◆ EXERCISE ◆
Omit the pictures and output every entry below exactly as written.

● ● ● ●

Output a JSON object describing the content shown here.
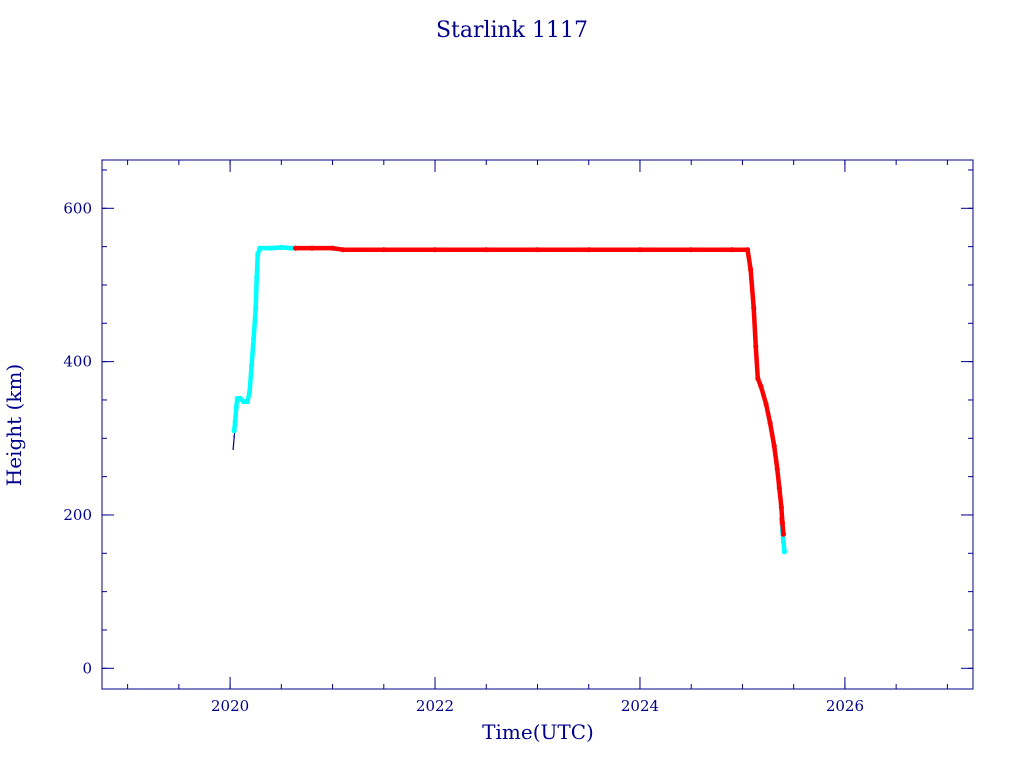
{
  "chart_data": {
    "type": "scatter",
    "title": "Starlink 1117",
    "xlabel": "Time(UTC)",
    "ylabel": "Height (km)",
    "xlim": [
      2018.75,
      2027.25
    ],
    "ylim": [
      -27,
      663
    ],
    "x_major_ticks": [
      2020,
      2022,
      2024,
      2026
    ],
    "x_tick_labels": [
      "2020",
      "2022",
      "2024",
      "2026"
    ],
    "x_minor_step": 0.5,
    "y_major_ticks": [
      0,
      200,
      400,
      600
    ],
    "y_tick_labels": [
      "0",
      "200",
      "400",
      "600"
    ],
    "y_minor_step": 50,
    "grid": false,
    "legend": "none",
    "axis_color": "#00008b",
    "series": [
      {
        "color": "#000080",
        "points": [
          [
            2020.03,
            286
          ],
          [
            2020.04,
            302
          ],
          [
            2020.05,
            315
          ]
        ]
      },
      {
        "color": "#00ffff",
        "points": [
          [
            2020.04,
            310
          ],
          [
            2020.05,
            322
          ],
          [
            2020.06,
            340
          ],
          [
            2020.07,
            352
          ],
          [
            2020.1,
            352
          ],
          [
            2020.13,
            348
          ],
          [
            2020.17,
            348
          ],
          [
            2020.19,
            360
          ],
          [
            2020.21,
            395
          ],
          [
            2020.23,
            430
          ],
          [
            2020.25,
            470
          ],
          [
            2020.26,
            510
          ],
          [
            2020.27,
            540
          ],
          [
            2020.29,
            548
          ],
          [
            2020.4,
            548
          ],
          [
            2020.5,
            549
          ],
          [
            2020.6,
            548
          ],
          [
            2020.64,
            548
          ],
          [
            2025.38,
            195
          ],
          [
            2025.39,
            180
          ],
          [
            2025.4,
            165
          ],
          [
            2025.41,
            152
          ]
        ]
      },
      {
        "color": "#ff0000",
        "points": [
          [
            2020.64,
            548
          ],
          [
            2020.8,
            548
          ],
          [
            2021.0,
            548
          ],
          [
            2021.1,
            546
          ],
          [
            2021.5,
            546
          ],
          [
            2022.0,
            546
          ],
          [
            2022.5,
            546
          ],
          [
            2023.0,
            546
          ],
          [
            2023.5,
            546
          ],
          [
            2024.0,
            546
          ],
          [
            2024.5,
            546
          ],
          [
            2024.9,
            546
          ],
          [
            2025.05,
            546
          ],
          [
            2025.08,
            520
          ],
          [
            2025.11,
            470
          ],
          [
            2025.13,
            420
          ],
          [
            2025.15,
            378
          ],
          [
            2025.18,
            368
          ],
          [
            2025.23,
            345
          ],
          [
            2025.27,
            320
          ],
          [
            2025.31,
            290
          ],
          [
            2025.34,
            260
          ],
          [
            2025.36,
            235
          ],
          [
            2025.38,
            210
          ],
          [
            2025.39,
            190
          ],
          [
            2025.4,
            175
          ]
        ]
      }
    ]
  }
}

● ● ● ●

◆ THE OUTPUT ◆
Output a JSON object describing the content shown here.
{
  "chart_data": {
    "type": "scatter",
    "title": "Starlink 1117",
    "xlabel": "Time(UTC)",
    "ylabel": "Height (km)",
    "xlim": [
      2018.75,
      2027.25
    ],
    "ylim": [
      -27,
      663
    ],
    "x_major_ticks": [
      2020,
      2022,
      2024,
      2026
    ],
    "x_tick_labels": [
      "2020",
      "2022",
      "2024",
      "2026"
    ],
    "x_minor_step": 0.5,
    "y_major_ticks": [
      0,
      200,
      400,
      600
    ],
    "y_tick_labels": [
      "0",
      "200",
      "400",
      "600"
    ],
    "y_minor_step": 50,
    "grid": false,
    "legend": "none",
    "axis_color": "#00008b",
    "series": [
      {
        "color": "#000080",
        "points": [
          [
            2020.03,
            286
          ],
          [
            2020.04,
            302
          ],
          [
            2020.05,
            315
          ]
        ]
      },
      {
        "color": "#00ffff",
        "points": [
          [
            2020.04,
            310
          ],
          [
            2020.05,
            322
          ],
          [
            2020.06,
            340
          ],
          [
            2020.07,
            352
          ],
          [
            2020.1,
            352
          ],
          [
            2020.13,
            348
          ],
          [
            2020.17,
            348
          ],
          [
            2020.19,
            360
          ],
          [
            2020.21,
            395
          ],
          [
            2020.23,
            430
          ],
          [
            2020.25,
            470
          ],
          [
            2020.26,
            510
          ],
          [
            2020.27,
            540
          ],
          [
            2020.29,
            548
          ],
          [
            2020.4,
            548
          ],
          [
            2020.5,
            549
          ],
          [
            2020.6,
            548
          ],
          [
            2020.64,
            548
          ],
          [
            2025.38,
            195
          ],
          [
            2025.39,
            180
          ],
          [
            2025.4,
            165
          ],
          [
            2025.41,
            152
          ]
        ]
      },
      {
        "color": "#ff0000",
        "points": [
          [
            2020.64,
            548
          ],
          [
            2020.8,
            548
          ],
          [
            2021.0,
            548
          ],
          [
            2021.1,
            546
          ],
          [
            2021.5,
            546
          ],
          [
            2022.0,
            546
          ],
          [
            2022.5,
            546
          ],
          [
            2023.0,
            546
          ],
          [
            2023.5,
            546
          ],
          [
            2024.0,
            546
          ],
          [
            2024.5,
            546
          ],
          [
            2024.9,
            546
          ],
          [
            2025.05,
            546
          ],
          [
            2025.08,
            520
          ],
          [
            2025.11,
            470
          ],
          [
            2025.13,
            420
          ],
          [
            2025.15,
            378
          ],
          [
            2025.18,
            368
          ],
          [
            2025.23,
            345
          ],
          [
            2025.27,
            320
          ],
          [
            2025.31,
            290
          ],
          [
            2025.34,
            260
          ],
          [
            2025.36,
            235
          ],
          [
            2025.38,
            210
          ],
          [
            2025.39,
            190
          ],
          [
            2025.4,
            175
          ]
        ]
      }
    ]
  }
}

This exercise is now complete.